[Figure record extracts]
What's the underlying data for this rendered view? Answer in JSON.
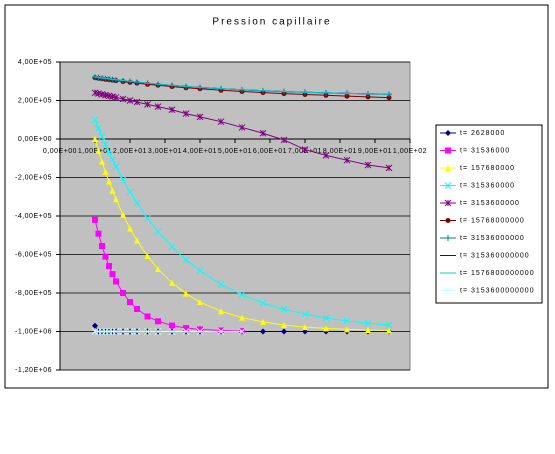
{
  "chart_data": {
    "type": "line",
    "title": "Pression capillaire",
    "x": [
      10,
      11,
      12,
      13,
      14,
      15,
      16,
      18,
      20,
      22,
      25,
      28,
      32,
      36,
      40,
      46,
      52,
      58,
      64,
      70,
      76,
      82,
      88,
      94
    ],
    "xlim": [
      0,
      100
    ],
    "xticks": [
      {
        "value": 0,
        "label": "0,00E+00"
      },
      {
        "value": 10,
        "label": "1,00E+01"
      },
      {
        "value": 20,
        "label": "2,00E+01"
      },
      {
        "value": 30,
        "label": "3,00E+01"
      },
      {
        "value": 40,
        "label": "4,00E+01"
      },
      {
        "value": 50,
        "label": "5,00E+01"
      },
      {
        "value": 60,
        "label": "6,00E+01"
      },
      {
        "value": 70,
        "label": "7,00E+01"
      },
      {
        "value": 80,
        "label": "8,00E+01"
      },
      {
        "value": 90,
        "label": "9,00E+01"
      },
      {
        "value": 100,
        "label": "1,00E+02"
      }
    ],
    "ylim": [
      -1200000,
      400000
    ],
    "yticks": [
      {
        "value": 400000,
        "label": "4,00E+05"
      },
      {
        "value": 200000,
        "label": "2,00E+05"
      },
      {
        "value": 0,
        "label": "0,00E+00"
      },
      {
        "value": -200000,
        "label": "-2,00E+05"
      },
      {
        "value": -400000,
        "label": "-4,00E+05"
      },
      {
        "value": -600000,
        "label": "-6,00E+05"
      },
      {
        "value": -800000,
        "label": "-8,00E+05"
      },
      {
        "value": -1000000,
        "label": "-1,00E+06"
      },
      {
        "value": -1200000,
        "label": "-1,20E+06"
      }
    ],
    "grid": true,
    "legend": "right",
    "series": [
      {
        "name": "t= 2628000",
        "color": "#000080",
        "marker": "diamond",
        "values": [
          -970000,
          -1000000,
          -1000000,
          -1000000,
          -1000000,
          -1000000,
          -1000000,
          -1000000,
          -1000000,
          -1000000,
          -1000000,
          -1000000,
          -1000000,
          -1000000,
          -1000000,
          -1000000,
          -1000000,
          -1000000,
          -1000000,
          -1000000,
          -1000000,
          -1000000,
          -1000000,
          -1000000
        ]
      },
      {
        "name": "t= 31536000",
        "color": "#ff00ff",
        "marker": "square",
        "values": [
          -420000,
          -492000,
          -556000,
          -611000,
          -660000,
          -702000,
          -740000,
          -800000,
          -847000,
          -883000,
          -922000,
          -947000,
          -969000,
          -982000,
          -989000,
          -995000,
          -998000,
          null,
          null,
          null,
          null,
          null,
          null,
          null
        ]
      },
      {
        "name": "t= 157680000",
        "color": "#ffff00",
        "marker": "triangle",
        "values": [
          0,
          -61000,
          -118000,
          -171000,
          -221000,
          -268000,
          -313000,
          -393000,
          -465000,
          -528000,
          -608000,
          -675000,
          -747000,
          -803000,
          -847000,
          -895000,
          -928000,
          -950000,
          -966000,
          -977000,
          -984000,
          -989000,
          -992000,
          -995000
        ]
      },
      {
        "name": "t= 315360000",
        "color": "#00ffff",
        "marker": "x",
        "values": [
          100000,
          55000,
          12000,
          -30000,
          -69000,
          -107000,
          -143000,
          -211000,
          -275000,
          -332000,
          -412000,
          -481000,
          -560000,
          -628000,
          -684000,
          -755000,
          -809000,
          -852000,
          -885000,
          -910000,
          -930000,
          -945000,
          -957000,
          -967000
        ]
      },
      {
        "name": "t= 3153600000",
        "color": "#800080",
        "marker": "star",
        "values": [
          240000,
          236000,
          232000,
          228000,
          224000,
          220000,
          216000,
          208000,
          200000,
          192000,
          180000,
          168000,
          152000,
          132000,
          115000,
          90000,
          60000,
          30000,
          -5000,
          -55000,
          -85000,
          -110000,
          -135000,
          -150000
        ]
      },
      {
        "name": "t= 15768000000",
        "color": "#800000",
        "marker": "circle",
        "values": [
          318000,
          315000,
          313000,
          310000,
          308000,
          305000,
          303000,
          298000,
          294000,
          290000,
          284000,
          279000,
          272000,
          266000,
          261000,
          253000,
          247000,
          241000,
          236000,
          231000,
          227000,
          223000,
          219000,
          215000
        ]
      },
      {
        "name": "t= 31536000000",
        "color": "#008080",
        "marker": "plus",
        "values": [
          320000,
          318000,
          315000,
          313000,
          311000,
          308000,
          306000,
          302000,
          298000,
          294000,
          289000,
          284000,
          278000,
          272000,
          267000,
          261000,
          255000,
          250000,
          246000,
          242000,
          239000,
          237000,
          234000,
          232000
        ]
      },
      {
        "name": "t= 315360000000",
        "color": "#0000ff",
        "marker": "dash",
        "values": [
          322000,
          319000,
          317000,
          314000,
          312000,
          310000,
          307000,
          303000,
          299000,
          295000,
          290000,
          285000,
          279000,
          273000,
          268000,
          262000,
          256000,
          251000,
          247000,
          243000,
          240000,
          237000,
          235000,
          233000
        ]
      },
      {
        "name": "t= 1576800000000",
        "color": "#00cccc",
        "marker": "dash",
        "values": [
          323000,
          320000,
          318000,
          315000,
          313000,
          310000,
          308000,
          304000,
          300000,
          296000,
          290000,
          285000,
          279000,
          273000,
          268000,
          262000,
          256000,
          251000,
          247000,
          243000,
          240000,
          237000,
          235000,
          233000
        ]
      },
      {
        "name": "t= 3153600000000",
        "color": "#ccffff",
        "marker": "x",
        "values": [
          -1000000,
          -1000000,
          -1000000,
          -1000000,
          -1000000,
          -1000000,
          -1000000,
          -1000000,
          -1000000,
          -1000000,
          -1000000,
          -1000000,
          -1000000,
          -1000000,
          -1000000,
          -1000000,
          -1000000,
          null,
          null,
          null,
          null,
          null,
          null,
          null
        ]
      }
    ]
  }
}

- **PROMPT**: Omit every picture, and otherwise quote the entries exactly.

- **TASK OUTPUT**:
What's the underlying data for this rendered view? Answer in JSON.
{
  "chart_data": {
    "type": "line",
    "title": "Pression capillaire",
    "x": [
      10,
      11,
      12,
      13,
      14,
      15,
      16,
      18,
      20,
      22,
      25,
      28,
      32,
      36,
      40,
      46,
      52,
      58,
      64,
      70,
      76,
      82,
      88,
      94
    ],
    "xlim": [
      0,
      100
    ],
    "xticks": [
      {
        "value": 0,
        "label": "0,00E+00"
      },
      {
        "value": 10,
        "label": "1,00E+01"
      },
      {
        "value": 20,
        "label": "2,00E+01"
      },
      {
        "value": 30,
        "label": "3,00E+01"
      },
      {
        "value": 40,
        "label": "4,00E+01"
      },
      {
        "value": 50,
        "label": "5,00E+01"
      },
      {
        "value": 60,
        "label": "6,00E+01"
      },
      {
        "value": 70,
        "label": "7,00E+01"
      },
      {
        "value": 80,
        "label": "8,00E+01"
      },
      {
        "value": 90,
        "label": "9,00E+01"
      },
      {
        "value": 100,
        "label": "1,00E+02"
      }
    ],
    "ylim": [
      -1200000,
      400000
    ],
    "yticks": [
      {
        "value": 400000,
        "label": "4,00E+05"
      },
      {
        "value": 200000,
        "label": "2,00E+05"
      },
      {
        "value": 0,
        "label": "0,00E+00"
      },
      {
        "value": -200000,
        "label": "-2,00E+05"
      },
      {
        "value": -400000,
        "label": "-4,00E+05"
      },
      {
        "value": -600000,
        "label": "-6,00E+05"
      },
      {
        "value": -800000,
        "label": "-8,00E+05"
      },
      {
        "value": -1000000,
        "label": "-1,00E+06"
      },
      {
        "value": -1200000,
        "label": "-1,20E+06"
      }
    ],
    "grid": true,
    "legend": "right",
    "series": [
      {
        "name": "t= 2628000",
        "color": "#000080",
        "marker": "diamond",
        "values": [
          -970000,
          -1000000,
          -1000000,
          -1000000,
          -1000000,
          -1000000,
          -1000000,
          -1000000,
          -1000000,
          -1000000,
          -1000000,
          -1000000,
          -1000000,
          -1000000,
          -1000000,
          -1000000,
          -1000000,
          -1000000,
          -1000000,
          -1000000,
          -1000000,
          -1000000,
          -1000000,
          -1000000
        ]
      },
      {
        "name": "t= 31536000",
        "color": "#ff00ff",
        "marker": "square",
        "values": [
          -420000,
          -492000,
          -556000,
          -611000,
          -660000,
          -702000,
          -740000,
          -800000,
          -847000,
          -883000,
          -922000,
          -947000,
          -969000,
          -982000,
          -989000,
          -995000,
          -998000,
          null,
          null,
          null,
          null,
          null,
          null,
          null
        ]
      },
      {
        "name": "t= 157680000",
        "color": "#ffff00",
        "marker": "triangle",
        "values": [
          0,
          -61000,
          -118000,
          -171000,
          -221000,
          -268000,
          -313000,
          -393000,
          -465000,
          -528000,
          -608000,
          -675000,
          -747000,
          -803000,
          -847000,
          -895000,
          -928000,
          -950000,
          -966000,
          -977000,
          -984000,
          -989000,
          -992000,
          -995000
        ]
      },
      {
        "name": "t= 315360000",
        "color": "#00ffff",
        "marker": "x",
        "values": [
          100000,
          55000,
          12000,
          -30000,
          -69000,
          -107000,
          -143000,
          -211000,
          -275000,
          -332000,
          -412000,
          -481000,
          -560000,
          -628000,
          -684000,
          -755000,
          -809000,
          -852000,
          -885000,
          -910000,
          -930000,
          -945000,
          -957000,
          -967000
        ]
      },
      {
        "name": "t= 3153600000",
        "color": "#800080",
        "marker": "star",
        "values": [
          240000,
          236000,
          232000,
          228000,
          224000,
          220000,
          216000,
          208000,
          200000,
          192000,
          180000,
          168000,
          152000,
          132000,
          115000,
          90000,
          60000,
          30000,
          -5000,
          -55000,
          -85000,
          -110000,
          -135000,
          -150000
        ]
      },
      {
        "name": "t= 15768000000",
        "color": "#800000",
        "marker": "circle",
        "values": [
          318000,
          315000,
          313000,
          310000,
          308000,
          305000,
          303000,
          298000,
          294000,
          290000,
          284000,
          279000,
          272000,
          266000,
          261000,
          253000,
          247000,
          241000,
          236000,
          231000,
          227000,
          223000,
          219000,
          215000
        ]
      },
      {
        "name": "t= 31536000000",
        "color": "#008080",
        "marker": "plus",
        "values": [
          320000,
          318000,
          315000,
          313000,
          311000,
          308000,
          306000,
          302000,
          298000,
          294000,
          289000,
          284000,
          278000,
          272000,
          267000,
          261000,
          255000,
          250000,
          246000,
          242000,
          239000,
          237000,
          234000,
          232000
        ]
      },
      {
        "name": "t= 315360000000",
        "color": "#0000ff",
        "marker": "dash",
        "values": [
          322000,
          319000,
          317000,
          314000,
          312000,
          310000,
          307000,
          303000,
          299000,
          295000,
          290000,
          285000,
          279000,
          273000,
          268000,
          262000,
          256000,
          251000,
          247000,
          243000,
          240000,
          237000,
          235000,
          233000
        ]
      },
      {
        "name": "t= 1576800000000",
        "color": "#00cccc",
        "marker": "dash",
        "values": [
          323000,
          320000,
          318000,
          315000,
          313000,
          310000,
          308000,
          304000,
          300000,
          296000,
          290000,
          285000,
          279000,
          273000,
          268000,
          262000,
          256000,
          251000,
          247000,
          243000,
          240000,
          237000,
          235000,
          233000
        ]
      },
      {
        "name": "t= 3153600000000",
        "color": "#ccffff",
        "marker": "x",
        "values": [
          -1000000,
          -1000000,
          -1000000,
          -1000000,
          -1000000,
          -1000000,
          -1000000,
          -1000000,
          -1000000,
          -1000000,
          -1000000,
          -1000000,
          -1000000,
          -1000000,
          -1000000,
          -1000000,
          -1000000,
          null,
          null,
          null,
          null,
          null,
          null,
          null
        ]
      }
    ]
  }
}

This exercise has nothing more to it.